## What the task asks
Each record must be reproduced exactly as it is shown.

# # # # #

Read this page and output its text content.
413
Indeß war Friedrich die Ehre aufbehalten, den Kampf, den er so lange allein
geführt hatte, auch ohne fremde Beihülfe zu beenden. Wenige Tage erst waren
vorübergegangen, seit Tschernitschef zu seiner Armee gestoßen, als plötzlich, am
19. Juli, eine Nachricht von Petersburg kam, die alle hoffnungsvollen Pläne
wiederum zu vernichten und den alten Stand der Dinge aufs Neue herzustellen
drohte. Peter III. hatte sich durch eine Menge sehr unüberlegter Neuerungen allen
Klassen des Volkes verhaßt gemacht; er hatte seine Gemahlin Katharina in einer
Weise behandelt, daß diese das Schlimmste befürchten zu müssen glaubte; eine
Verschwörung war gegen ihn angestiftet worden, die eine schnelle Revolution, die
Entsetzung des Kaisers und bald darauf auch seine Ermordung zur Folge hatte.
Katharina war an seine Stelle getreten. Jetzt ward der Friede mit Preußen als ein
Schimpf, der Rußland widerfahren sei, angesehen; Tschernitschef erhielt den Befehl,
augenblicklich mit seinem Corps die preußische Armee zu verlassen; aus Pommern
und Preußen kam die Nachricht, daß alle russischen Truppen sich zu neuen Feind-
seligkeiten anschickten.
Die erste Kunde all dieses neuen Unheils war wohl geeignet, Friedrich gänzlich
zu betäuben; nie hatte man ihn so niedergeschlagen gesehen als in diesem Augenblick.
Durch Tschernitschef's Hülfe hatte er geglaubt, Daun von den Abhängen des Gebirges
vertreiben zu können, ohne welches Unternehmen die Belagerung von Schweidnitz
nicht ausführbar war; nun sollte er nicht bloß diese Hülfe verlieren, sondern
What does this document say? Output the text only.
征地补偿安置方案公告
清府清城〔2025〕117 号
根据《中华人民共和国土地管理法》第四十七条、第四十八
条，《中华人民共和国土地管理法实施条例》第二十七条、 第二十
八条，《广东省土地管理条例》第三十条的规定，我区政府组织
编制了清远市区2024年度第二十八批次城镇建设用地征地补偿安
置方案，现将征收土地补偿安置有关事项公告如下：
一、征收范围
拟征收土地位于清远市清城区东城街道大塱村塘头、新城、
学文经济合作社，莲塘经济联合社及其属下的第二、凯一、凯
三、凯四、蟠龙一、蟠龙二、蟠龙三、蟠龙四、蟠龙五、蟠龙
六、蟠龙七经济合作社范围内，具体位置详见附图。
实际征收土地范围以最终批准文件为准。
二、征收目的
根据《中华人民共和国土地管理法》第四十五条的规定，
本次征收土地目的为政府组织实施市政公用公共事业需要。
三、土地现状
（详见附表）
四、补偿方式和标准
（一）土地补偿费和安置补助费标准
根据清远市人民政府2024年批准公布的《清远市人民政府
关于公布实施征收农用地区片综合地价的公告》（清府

# # # # #

## Written solution
Read this page and output its text content.
413
Indeß war Friedrich die Ehre aufbehalten, den Kampf, den er so lange allein
geführt hatte, auch ohne fremde Beihülfe zu beenden. Wenige Tage erst waren
vorübergegangen, seit Tschernitschef zu seiner Armee gestoßen, als plötzlich, am
19. Juli, eine Nachricht von Petersburg kam, die alle hoffnungsvollen Pläne
wiederum zu vernichten und den alten Stand der Dinge aufs Neue herzustellen
drohte. Peter III. hatte sich durch eine Menge sehr unüberlegter Neuerungen allen
Klassen des Volkes verhaßt gemacht; er hatte seine Gemahlin Katharina in einer
Weise behandelt, daß diese das Schlimmste befürchten zu müssen glaubte; eine
Verschwörung war gegen ihn angestiftet worden, die eine schnelle Revolution, die
Entsetzung des Kaisers und bald darauf auch seine Ermordung zur Folge hatte.
Katharina war an seine Stelle getreten. Jetzt ward der Friede mit Preußen als ein
Schimpf, der Rußland widerfahren sei, angesehen; Tschernitschef erhielt den Befehl,
augenblicklich mit seinem Corps die preußische Armee zu verlassen; aus Pommern
und Preußen kam die Nachricht, daß alle russischen Truppen sich zu neuen Feind-
seligkeiten anschickten.
Die erste Kunde all dieses neuen Unheils war wohl geeignet, Friedrich gänzlich
zu betäuben; nie hatte man ihn so niedergeschlagen gesehen als in diesem Augenblick.
Durch Tschernitschef's Hülfe hatte er geglaubt, Daun von den Abhängen des Gebirges
vertreiben zu können, ohne welches Unternehmen die Belagerung von Schweidnitz
nicht ausführbar war; nun sollte er nicht bloß diese Hülfe verlieren, sondern
What does this document say? Output the text only.
征地补偿安置方案公告
清府清城〔2025〕117 号
根据《中华人民共和国土地管理法》第四十七条、第四十八
条，《中华人民共和国土地管理法实施条例》第二十七条、 第二十
八条，《广东省土地管理条例》第三十条的规定，我区政府组织
编制了清远市区2024年度第二十八批次城镇建设用地征地补偿安
置方案，现将征收土地补偿安置有关事项公告如下：
一、征收范围
拟征收土地位于清远市清城区东城街道大塱村塘头、新城、
学文经济合作社，莲塘经济联合社及其属下的第二、凯一、凯
三、凯四、蟠龙一、蟠龙二、蟠龙三、蟠龙四、蟠龙五、蟠龙
六、蟠龙七经济合作社范围内，具体位置详见附图。
实际征收土地范围以最终批准文件为准。
二、征收目的
根据《中华人民共和国土地管理法》第四十五条的规定，
本次征收土地目的为政府组织实施市政公用公共事业需要。
三、土地现状
（详见附表）
四、补偿方式和标准
（一）土地补偿费和安置补助费标准
根据清远市人民政府2024年批准公布的《清远市人民政府
关于公布实施征收农用地区片综合地价的公告》（清府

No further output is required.